■ SUPPLIED MATERIAL:

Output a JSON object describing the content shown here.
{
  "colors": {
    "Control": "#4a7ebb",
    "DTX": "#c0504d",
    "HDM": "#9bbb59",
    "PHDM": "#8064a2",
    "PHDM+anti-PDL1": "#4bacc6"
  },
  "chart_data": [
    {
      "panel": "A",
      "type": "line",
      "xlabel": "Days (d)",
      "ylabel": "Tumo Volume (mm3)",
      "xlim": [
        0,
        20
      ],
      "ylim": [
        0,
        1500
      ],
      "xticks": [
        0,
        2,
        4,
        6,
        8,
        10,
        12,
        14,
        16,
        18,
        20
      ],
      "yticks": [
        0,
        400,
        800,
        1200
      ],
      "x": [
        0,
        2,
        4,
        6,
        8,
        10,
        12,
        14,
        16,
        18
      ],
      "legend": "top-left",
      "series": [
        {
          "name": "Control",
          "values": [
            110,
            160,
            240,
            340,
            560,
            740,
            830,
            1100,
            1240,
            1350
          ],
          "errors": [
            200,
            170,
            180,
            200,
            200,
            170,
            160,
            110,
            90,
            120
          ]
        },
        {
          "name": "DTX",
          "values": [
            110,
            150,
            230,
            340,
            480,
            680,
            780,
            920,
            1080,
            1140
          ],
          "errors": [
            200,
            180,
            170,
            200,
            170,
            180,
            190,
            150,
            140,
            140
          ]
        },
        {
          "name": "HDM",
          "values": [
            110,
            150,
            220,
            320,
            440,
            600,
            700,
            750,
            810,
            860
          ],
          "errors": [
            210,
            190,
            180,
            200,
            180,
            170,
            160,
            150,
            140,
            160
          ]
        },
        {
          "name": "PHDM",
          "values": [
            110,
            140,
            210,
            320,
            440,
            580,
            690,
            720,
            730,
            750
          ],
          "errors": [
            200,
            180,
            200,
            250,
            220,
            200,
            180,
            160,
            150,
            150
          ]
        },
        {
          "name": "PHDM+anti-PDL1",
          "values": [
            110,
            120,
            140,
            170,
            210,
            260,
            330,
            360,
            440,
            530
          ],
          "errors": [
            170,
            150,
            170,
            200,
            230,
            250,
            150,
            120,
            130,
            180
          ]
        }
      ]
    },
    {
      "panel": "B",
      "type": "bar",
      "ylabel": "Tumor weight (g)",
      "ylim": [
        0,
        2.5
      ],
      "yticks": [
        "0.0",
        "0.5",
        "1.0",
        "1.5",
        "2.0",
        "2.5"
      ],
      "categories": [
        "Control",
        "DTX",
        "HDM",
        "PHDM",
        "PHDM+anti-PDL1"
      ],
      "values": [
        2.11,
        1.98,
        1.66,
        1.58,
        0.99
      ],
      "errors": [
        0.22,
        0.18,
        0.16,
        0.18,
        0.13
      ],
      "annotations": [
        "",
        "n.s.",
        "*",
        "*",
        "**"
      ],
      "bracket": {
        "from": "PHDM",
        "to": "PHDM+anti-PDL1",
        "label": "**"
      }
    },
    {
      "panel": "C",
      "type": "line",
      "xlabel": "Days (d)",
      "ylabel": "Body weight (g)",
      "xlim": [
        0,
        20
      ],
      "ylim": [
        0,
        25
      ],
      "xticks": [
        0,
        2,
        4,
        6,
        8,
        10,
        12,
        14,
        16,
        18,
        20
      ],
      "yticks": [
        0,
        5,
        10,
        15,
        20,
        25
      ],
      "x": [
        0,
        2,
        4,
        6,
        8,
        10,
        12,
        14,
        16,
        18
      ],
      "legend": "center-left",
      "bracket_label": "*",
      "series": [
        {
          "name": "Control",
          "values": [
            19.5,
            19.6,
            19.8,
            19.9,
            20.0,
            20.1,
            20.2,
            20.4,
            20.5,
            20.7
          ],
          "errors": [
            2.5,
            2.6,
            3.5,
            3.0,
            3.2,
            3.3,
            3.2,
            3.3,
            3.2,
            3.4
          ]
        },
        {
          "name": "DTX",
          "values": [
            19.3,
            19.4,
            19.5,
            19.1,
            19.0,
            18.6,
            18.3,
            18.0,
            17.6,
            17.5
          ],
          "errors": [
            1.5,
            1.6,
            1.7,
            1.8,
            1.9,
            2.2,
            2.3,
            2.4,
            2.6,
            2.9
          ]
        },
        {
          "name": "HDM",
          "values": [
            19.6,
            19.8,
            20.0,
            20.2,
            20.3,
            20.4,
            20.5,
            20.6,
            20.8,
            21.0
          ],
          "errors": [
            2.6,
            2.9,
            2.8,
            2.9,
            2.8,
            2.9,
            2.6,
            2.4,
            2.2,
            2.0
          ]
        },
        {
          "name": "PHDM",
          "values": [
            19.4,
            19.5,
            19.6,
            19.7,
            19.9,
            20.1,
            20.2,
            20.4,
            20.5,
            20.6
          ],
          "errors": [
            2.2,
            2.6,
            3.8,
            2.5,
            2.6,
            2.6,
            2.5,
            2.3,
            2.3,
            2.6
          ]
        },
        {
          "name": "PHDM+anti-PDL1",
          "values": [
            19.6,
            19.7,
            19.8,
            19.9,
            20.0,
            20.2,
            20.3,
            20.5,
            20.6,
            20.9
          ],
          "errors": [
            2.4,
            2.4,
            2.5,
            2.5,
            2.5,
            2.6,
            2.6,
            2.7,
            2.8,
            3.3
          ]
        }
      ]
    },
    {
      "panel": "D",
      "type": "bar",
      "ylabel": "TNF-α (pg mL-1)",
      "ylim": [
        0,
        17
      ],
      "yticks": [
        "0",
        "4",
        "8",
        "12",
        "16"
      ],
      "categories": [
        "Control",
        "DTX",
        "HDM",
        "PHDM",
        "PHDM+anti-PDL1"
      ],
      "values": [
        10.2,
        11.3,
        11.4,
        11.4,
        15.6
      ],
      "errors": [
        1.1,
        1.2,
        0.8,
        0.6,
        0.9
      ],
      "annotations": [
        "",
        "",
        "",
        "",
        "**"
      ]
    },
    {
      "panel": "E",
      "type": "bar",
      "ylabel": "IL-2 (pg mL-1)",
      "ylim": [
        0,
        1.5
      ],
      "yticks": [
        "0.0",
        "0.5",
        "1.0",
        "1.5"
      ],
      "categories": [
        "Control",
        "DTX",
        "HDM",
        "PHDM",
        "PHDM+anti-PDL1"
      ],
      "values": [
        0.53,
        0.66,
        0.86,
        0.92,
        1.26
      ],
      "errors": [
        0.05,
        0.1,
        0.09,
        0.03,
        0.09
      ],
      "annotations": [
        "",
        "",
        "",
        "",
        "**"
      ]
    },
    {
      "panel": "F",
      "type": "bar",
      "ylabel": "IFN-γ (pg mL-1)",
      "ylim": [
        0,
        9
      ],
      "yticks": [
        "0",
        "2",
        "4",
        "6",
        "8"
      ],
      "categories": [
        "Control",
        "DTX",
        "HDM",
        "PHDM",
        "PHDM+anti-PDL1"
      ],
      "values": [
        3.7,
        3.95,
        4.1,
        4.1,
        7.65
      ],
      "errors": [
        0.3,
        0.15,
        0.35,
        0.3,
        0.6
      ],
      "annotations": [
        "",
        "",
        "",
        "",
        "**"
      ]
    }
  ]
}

■ WHAT IS NEEDED:
Go through the listing above and restate it word for word.

■ ANSWER SPACE:
Output a JSON object describing the content shown here.
{
  "colors": {
    "Control": "#4a7ebb",
    "DTX": "#c0504d",
    "HDM": "#9bbb59",
    "PHDM": "#8064a2",
    "PHDM+anti-PDL1": "#4bacc6"
  },
  "chart_data": [
    {
      "panel": "A",
      "type": "line",
      "xlabel": "Days (d)",
      "ylabel": "Tumo Volume (mm3)",
      "xlim": [
        0,
        20
      ],
      "ylim": [
        0,
        1500
      ],
      "xticks": [
        0,
        2,
        4,
        6,
        8,
        10,
        12,
        14,
        16,
        18,
        20
      ],
      "yticks": [
        0,
        400,
        800,
        1200
      ],
      "x": [
        0,
        2,
        4,
        6,
        8,
        10,
        12,
        14,
        16,
        18
      ],
      "legend": "top-left",
      "series": [
        {
          "name": "Control",
          "values": [
            110,
            160,
            240,
            340,
            560,
            740,
            830,
            1100,
            1240,
            1350
          ],
          "errors": [
            200,
            170,
            180,
            200,
            200,
            170,
            160,
            110,
            90,
            120
          ]
        },
        {
          "name": "DTX",
          "values": [
            110,
            150,
            230,
            340,
            480,
            680,
            780,
            920,
            1080,
            1140
          ],
          "errors": [
            200,
            180,
            170,
            200,
            170,
            180,
            190,
            150,
            140,
            140
          ]
        },
        {
          "name": "HDM",
          "values": [
            110,
            150,
            220,
            320,
            440,
            600,
            700,
            750,
            810,
            860
          ],
          "errors": [
            210,
            190,
            180,
            200,
            180,
            170,
            160,
            150,
            140,
            160
          ]
        },
        {
          "name": "PHDM",
          "values": [
            110,
            140,
            210,
            320,
            440,
            580,
            690,
            720,
            730,
            750
          ],
          "errors": [
            200,
            180,
            200,
            250,
            220,
            200,
            180,
            160,
            150,
            150
          ]
        },
        {
          "name": "PHDM+anti-PDL1",
          "values": [
            110,
            120,
            140,
            170,
            210,
            260,
            330,
            360,
            440,
            530
          ],
          "errors": [
            170,
            150,
            170,
            200,
            230,
            250,
            150,
            120,
            130,
            180
          ]
        }
      ]
    },
    {
      "panel": "B",
      "type": "bar",
      "ylabel": "Tumor weight (g)",
      "ylim": [
        0,
        2.5
      ],
      "yticks": [
        "0.0",
        "0.5",
        "1.0",
        "1.5",
        "2.0",
        "2.5"
      ],
      "categories": [
        "Control",
        "DTX",
        "HDM",
        "PHDM",
        "PHDM+anti-PDL1"
      ],
      "values": [
        2.11,
        1.98,
        1.66,
        1.58,
        0.99
      ],
      "errors": [
        0.22,
        0.18,
        0.16,
        0.18,
        0.13
      ],
      "annotations": [
        "",
        "n.s.",
        "*",
        "*",
        "**"
      ],
      "bracket": {
        "from": "PHDM",
        "to": "PHDM+anti-PDL1",
        "label": "**"
      }
    },
    {
      "panel": "C",
      "type": "line",
      "xlabel": "Days (d)",
      "ylabel": "Body weight (g)",
      "xlim": [
        0,
        20
      ],
      "ylim": [
        0,
        25
      ],
      "xticks": [
        0,
        2,
        4,
        6,
        8,
        10,
        12,
        14,
        16,
        18,
        20
      ],
      "yticks": [
        0,
        5,
        10,
        15,
        20,
        25
      ],
      "x": [
        0,
        2,
        4,
        6,
        8,
        10,
        12,
        14,
        16,
        18
      ],
      "legend": "center-left",
      "bracket_label": "*",
      "series": [
        {
          "name": "Control",
          "values": [
            19.5,
            19.6,
            19.8,
            19.9,
            20.0,
            20.1,
            20.2,
            20.4,
            20.5,
            20.7
          ],
          "errors": [
            2.5,
            2.6,
            3.5,
            3.0,
            3.2,
            3.3,
            3.2,
            3.3,
            3.2,
            3.4
          ]
        },
        {
          "name": "DTX",
          "values": [
            19.3,
            19.4,
            19.5,
            19.1,
            19.0,
            18.6,
            18.3,
            18.0,
            17.6,
            17.5
          ],
          "errors": [
            1.5,
            1.6,
            1.7,
            1.8,
            1.9,
            2.2,
            2.3,
            2.4,
            2.6,
            2.9
          ]
        },
        {
          "name": "HDM",
          "values": [
            19.6,
            19.8,
            20.0,
            20.2,
            20.3,
            20.4,
            20.5,
            20.6,
            20.8,
            21.0
          ],
          "errors": [
            2.6,
            2.9,
            2.8,
            2.9,
            2.8,
            2.9,
            2.6,
            2.4,
            2.2,
            2.0
          ]
        },
        {
          "name": "PHDM",
          "values": [
            19.4,
            19.5,
            19.6,
            19.7,
            19.9,
            20.1,
            20.2,
            20.4,
            20.5,
            20.6
          ],
          "errors": [
            2.2,
            2.6,
            3.8,
            2.5,
            2.6,
            2.6,
            2.5,
            2.3,
            2.3,
            2.6
          ]
        },
        {
          "name": "PHDM+anti-PDL1",
          "values": [
            19.6,
            19.7,
            19.8,
            19.9,
            20.0,
            20.2,
            20.3,
            20.5,
            20.6,
            20.9
          ],
          "errors": [
            2.4,
            2.4,
            2.5,
            2.5,
            2.5,
            2.6,
            2.6,
            2.7,
            2.8,
            3.3
          ]
        }
      ]
    },
    {
      "panel": "D",
      "type": "bar",
      "ylabel": "TNF-α (pg mL-1)",
      "ylim": [
        0,
        17
      ],
      "yticks": [
        "0",
        "4",
        "8",
        "12",
        "16"
      ],
      "categories": [
        "Control",
        "DTX",
        "HDM",
        "PHDM",
        "PHDM+anti-PDL1"
      ],
      "values": [
        10.2,
        11.3,
        11.4,
        11.4,
        15.6
      ],
      "errors": [
        1.1,
        1.2,
        0.8,
        0.6,
        0.9
      ],
      "annotations": [
        "",
        "",
        "",
        "",
        "**"
      ]
    },
    {
      "panel": "E",
      "type": "bar",
      "ylabel": "IL-2 (pg mL-1)",
      "ylim": [
        0,
        1.5
      ],
      "yticks": [
        "0.0",
        "0.5",
        "1.0",
        "1.5"
      ],
      "categories": [
        "Control",
        "DTX",
        "HDM",
        "PHDM",
        "PHDM+anti-PDL1"
      ],
      "values": [
        0.53,
        0.66,
        0.86,
        0.92,
        1.26
      ],
      "errors": [
        0.05,
        0.1,
        0.09,
        0.03,
        0.09
      ],
      "annotations": [
        "",
        "",
        "",
        "",
        "**"
      ]
    },
    {
      "panel": "F",
      "type": "bar",
      "ylabel": "IFN-γ (pg mL-1)",
      "ylim": [
        0,
        9
      ],
      "yticks": [
        "0",
        "2",
        "4",
        "6",
        "8"
      ],
      "categories": [
        "Control",
        "DTX",
        "HDM",
        "PHDM",
        "PHDM+anti-PDL1"
      ],
      "values": [
        3.7,
        3.95,
        4.1,
        4.1,
        7.65
      ],
      "errors": [
        0.3,
        0.15,
        0.35,
        0.3,
        0.6
      ],
      "annotations": [
        "",
        "",
        "",
        "",
        "**"
      ]
    }
  ]
}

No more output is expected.